[start]

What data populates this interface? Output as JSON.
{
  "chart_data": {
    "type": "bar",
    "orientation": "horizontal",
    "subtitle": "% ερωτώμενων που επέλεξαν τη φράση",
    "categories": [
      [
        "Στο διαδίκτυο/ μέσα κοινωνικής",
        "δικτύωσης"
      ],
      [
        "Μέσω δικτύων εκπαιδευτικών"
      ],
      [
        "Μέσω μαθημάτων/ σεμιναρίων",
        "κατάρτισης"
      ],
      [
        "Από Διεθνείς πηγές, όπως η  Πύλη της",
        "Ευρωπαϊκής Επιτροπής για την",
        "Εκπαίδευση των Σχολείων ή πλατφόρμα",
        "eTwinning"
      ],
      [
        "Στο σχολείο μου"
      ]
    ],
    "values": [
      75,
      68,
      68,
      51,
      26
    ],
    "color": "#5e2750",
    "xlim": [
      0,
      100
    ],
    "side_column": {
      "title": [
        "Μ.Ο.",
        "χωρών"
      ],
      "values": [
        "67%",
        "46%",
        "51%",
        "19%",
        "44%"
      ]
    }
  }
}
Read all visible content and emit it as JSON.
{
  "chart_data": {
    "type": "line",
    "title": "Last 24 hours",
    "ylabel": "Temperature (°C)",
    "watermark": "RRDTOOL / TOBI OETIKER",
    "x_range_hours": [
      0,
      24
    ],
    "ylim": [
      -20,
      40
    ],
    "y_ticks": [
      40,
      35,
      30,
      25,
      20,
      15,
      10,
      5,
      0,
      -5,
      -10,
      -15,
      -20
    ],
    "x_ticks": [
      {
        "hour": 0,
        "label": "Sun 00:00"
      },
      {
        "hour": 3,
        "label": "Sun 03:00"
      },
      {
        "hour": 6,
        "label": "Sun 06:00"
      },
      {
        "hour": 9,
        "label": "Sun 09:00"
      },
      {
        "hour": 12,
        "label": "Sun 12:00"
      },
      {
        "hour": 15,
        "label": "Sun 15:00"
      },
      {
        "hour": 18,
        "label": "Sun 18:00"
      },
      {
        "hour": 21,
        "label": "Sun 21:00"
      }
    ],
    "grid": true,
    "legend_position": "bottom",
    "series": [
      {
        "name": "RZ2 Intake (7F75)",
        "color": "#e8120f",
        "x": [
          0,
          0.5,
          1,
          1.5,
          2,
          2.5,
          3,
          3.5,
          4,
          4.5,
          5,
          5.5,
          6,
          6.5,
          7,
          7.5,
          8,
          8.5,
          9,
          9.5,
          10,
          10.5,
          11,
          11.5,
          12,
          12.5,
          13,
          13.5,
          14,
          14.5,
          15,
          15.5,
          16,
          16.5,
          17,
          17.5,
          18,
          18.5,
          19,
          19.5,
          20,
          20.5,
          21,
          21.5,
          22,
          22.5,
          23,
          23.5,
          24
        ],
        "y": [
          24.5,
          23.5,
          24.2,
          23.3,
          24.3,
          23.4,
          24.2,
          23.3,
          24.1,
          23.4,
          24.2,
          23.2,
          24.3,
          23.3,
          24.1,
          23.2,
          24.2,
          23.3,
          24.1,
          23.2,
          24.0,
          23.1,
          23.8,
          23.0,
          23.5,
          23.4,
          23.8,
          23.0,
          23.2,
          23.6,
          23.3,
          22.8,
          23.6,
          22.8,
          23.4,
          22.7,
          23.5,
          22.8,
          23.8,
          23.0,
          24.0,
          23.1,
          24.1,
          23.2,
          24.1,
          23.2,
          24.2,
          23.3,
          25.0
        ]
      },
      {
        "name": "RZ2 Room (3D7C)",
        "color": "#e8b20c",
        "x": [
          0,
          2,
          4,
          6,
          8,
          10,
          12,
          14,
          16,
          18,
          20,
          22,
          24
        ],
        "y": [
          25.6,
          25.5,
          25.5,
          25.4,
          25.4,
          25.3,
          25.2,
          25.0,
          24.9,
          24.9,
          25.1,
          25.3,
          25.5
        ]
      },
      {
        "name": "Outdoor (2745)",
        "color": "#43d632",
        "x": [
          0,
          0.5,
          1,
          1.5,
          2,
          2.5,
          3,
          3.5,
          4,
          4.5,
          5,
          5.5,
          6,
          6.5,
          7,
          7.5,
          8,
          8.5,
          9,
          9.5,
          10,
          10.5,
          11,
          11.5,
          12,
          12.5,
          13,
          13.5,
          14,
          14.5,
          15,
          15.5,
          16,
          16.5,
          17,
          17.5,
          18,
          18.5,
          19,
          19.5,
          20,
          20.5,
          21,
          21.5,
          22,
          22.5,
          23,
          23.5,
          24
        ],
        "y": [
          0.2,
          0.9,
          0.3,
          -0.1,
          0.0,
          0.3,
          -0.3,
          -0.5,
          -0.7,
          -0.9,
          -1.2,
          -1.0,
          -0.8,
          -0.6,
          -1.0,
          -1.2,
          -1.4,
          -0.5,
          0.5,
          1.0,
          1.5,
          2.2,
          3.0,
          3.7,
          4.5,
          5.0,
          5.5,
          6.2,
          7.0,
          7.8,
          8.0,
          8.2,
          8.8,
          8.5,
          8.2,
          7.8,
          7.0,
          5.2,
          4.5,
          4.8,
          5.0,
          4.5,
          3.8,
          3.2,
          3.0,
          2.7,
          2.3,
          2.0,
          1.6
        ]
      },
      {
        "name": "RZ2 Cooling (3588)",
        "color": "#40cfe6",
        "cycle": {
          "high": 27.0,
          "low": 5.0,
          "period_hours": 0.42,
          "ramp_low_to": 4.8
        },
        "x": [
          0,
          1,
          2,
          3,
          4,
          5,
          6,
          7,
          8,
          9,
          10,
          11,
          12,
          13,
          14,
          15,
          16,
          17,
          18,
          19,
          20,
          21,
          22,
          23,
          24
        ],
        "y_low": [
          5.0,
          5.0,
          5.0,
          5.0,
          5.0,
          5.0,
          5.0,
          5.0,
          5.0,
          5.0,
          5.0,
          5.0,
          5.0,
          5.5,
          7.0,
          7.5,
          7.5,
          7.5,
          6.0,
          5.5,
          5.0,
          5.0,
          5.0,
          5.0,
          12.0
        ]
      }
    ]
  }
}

[end]

» WHAT TO WORK ON: Scan the lines above for "name", then copy every one that has it.

» SOLUTION TO THE PROBLEM:
        "name": "RZ2 Intake (7F75)",
        "name": "RZ2 Room (3D7C)",
        "name": "Outdoor (2745)",
        "name": "RZ2 Cooling (3588)",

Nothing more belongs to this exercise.